→ **Task instructions**
How many of the lines contain the string "school"? Give the number, with no other words.

→ **Source records**

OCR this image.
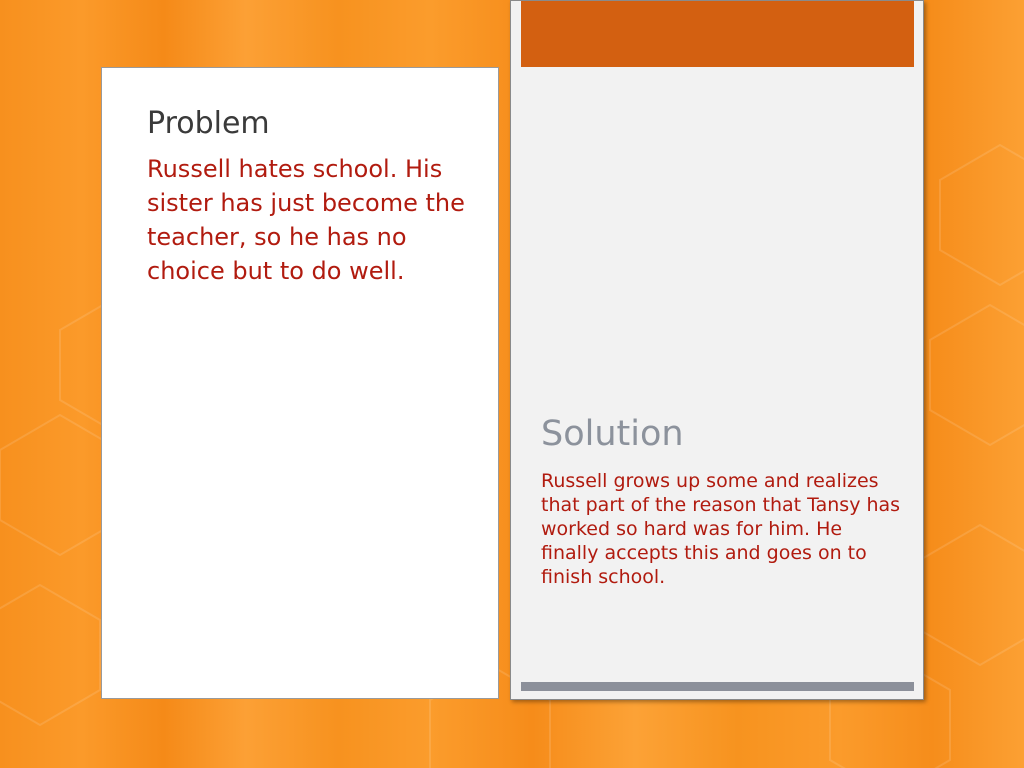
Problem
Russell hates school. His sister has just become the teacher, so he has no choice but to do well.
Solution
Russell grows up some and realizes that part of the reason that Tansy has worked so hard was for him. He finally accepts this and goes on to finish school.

→ **Response to the task**
2